# WHAT NEEDS TO BE DONE
Scan the records for the string "号原子的原子分数坐标为"; copy each line where it occurs.

** Start GIVEN RECORDS **

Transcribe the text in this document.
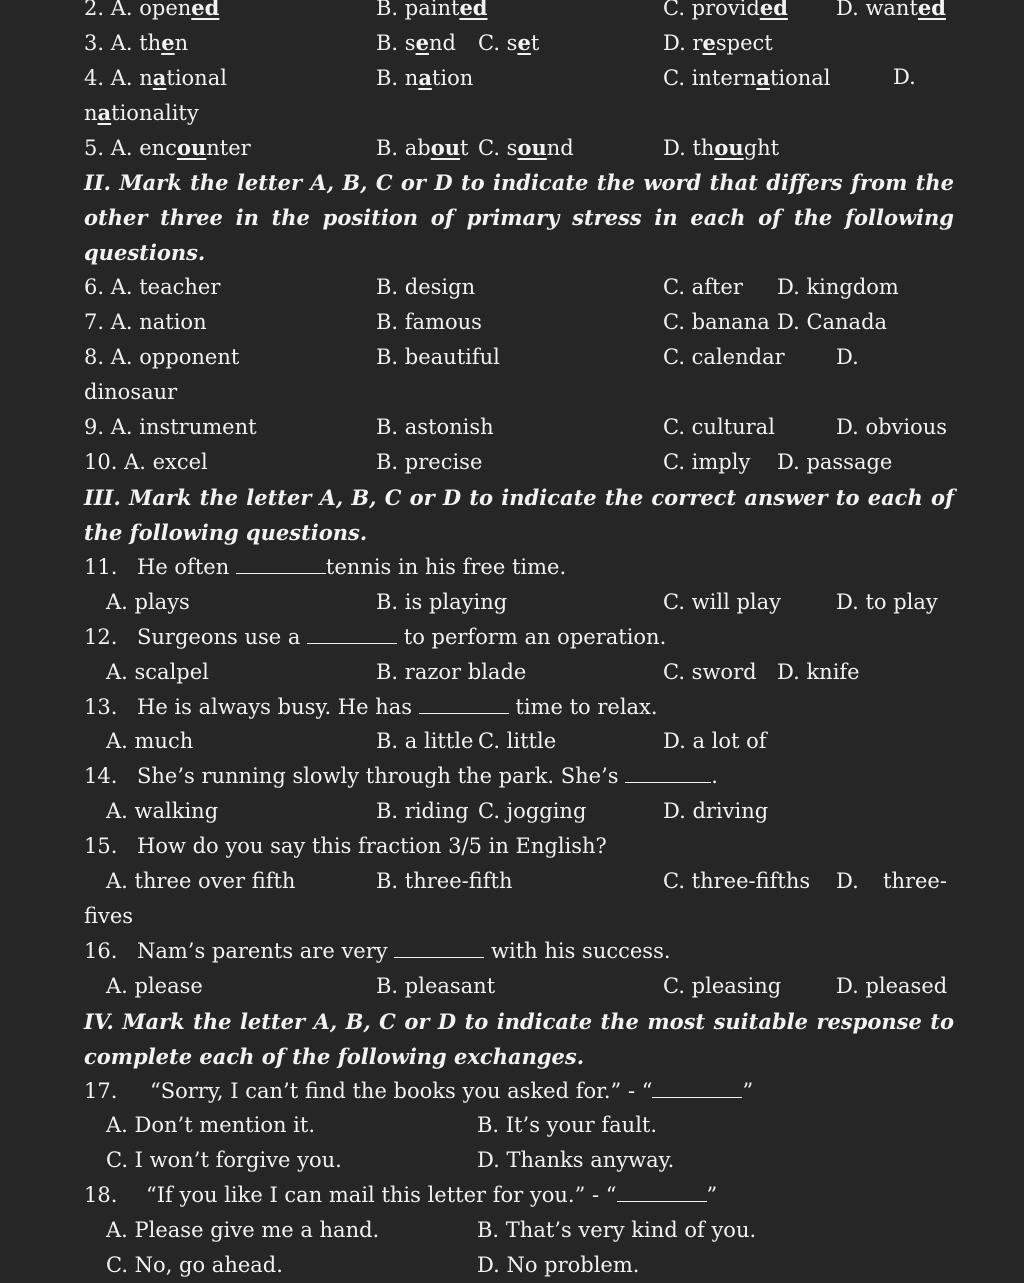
2. A. opened	B. painted	C. provided D. wanted
3. A. then	B. send C. set	D. respect
4. A. national	B. nation	C. international	D.
nationality
5. A. encounter	B. about C. sound	D. thought
II. Mark the letter A, B, C or D to indicate the word that differs from the other three in the position of primary stress in each of the following questions.
6. A. teacher	B. design	C. after D. kingdom
7. A. nation	B. famous	C. banana D. Canada
8. A. opponent	B. beautiful	C. calendar D.
dinosaur
9. A. instrument	B. astonish	C. cultural	D. obvious
10. A. excel	B. precise	C. imply D. passage
III. Mark the letter A, B, C or D to indicate the correct answer to each of the following questions.
11. He often	tennis in his free time.
A. plays	B. is playing	C. will play	D. to play
12. Surgeons use a	to perform an operation.
A. scalpel	B. razor blade	C. sword D. knife
13. He is always busy. He has	time to relax.
A. much	B. a little C. little	D. a lot of
14. She’s running slowly through the park. She’s	.
A. walking	B. riding C. jogging	D. driving
15. How do you say this fraction 3/5 in English?
A. three over fifth	B. three-fifth	C. three-fifths D. three-
fives
16. Nam’s parents are very	with his success.
A. please	B. pleasant	C. pleasing	D. pleased
IV. Mark the letter A, B, C or D to indicate the most suitable response to complete each of the following exchanges.
17. “Sorry, I can’t find the books you asked for.” - “	”
A. Don’t mention it.	B. It’s your fault.
C. I won’t forgive you.	D. Thanks anyway.
18. “If you like I can mail this letter for you.” - “	”
A. Please give me a hand.	B. That’s very kind of you.
C. No, go ahead.	D. No problem.
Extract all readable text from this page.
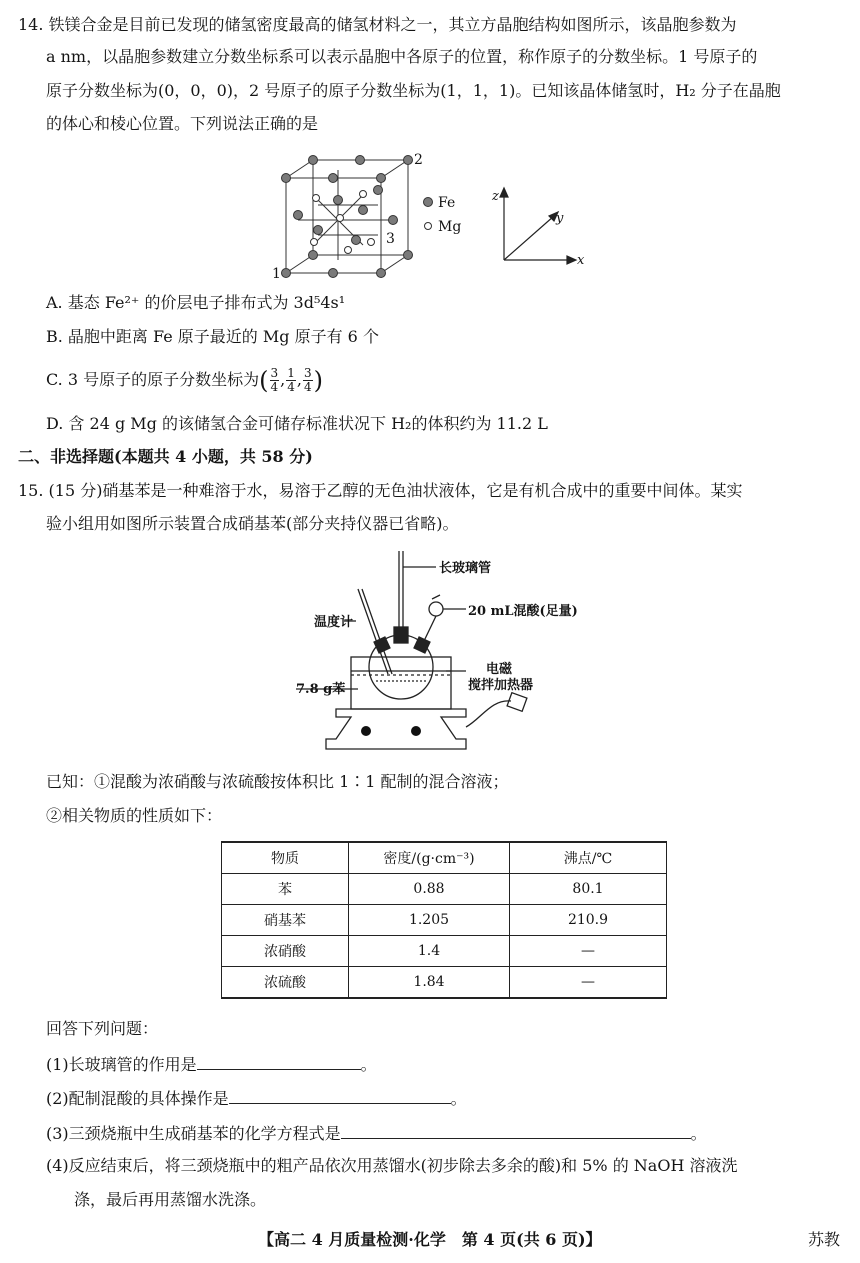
14. 铁镁合金是目前已发现的储氢密度最高的储氢材料之一，其立方晶胞结构如图所示，该晶胞参数为
a nm，以晶胞参数建立分数坐标系可以表示晶胞中各原子的位置，称作原子的分数坐标。1 号原子的
原子分数坐标为(0，0，0)，2 号原子的原子分数坐标为(1，1，1)。已知该晶体储氢时，H₂ 分子在晶胞
的体心和棱心位置。下列说法正确的是
1
2
3
Fe
Mg
z
y
x
A. 基态 Fe²⁺ 的价层电子排布式为 3d⁵4s¹
B. 晶胞中距离 Fe 原子最近的 Mg 原子有 6 个
C. 3 号原子的原子分数坐标为( $\frac{3}{4}$ , $\frac{1}{4}$ , $\frac{3}{4}$ )
D. 含 24 g Mg 的该储氢合金可储存标准状况下 H₂的体积约为 11.2 L
二、非选择题(本题共 4 小题，共 58 分)
15. (15 分)硝基苯是一种难溶于水，易溶于乙醇的无色油状液体，它是有机合成中的重要中间体。某实
验小组用如图所示装置合成硝基苯(部分夹持仪器已省略)。
长玻璃管
温度计
20 mL混酸(足量)
7.8 g苯
电磁
搅拌加热器
已知：①混酸为浓硝酸与浓硫酸按体积比 1∶1 配制的混合溶液；
②相关物质的性质如下：
物质	密度/(g·cm⁻³)	沸点/℃
苯	0.88	80.1
硝基苯	1.205	210.9
浓硝酸	1.4	—
浓硫酸	1.84	—
回答下列问题：
(1)长玻璃管的作用是	。
(2)配制混酸的具体操作是	。
(3)三颈烧瓶中生成硝基苯的化学方程式是	。
(4)反应结束后，将三颈烧瓶中的粗产品依次用蒸馏水(初步除去多余的酸)和 5% 的 NaOH 溶液洗
涤，最后再用蒸馏水洗涤。
【高二 4 月质量检测·化学　第 4 页(共 6 页)】	苏教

** End GIVEN RECORDS **

# THE REPLY
原子分数坐标为(0，0，0)，2 号原子的原子分数坐标为(1，1，1)。已知该晶体储氢时，H₂ 分子在晶胞
C. 3 号原子的原子分数坐标为( $\frac{3}{4}$ , $\frac{1}{4}$ , $\frac{3}{4}$ )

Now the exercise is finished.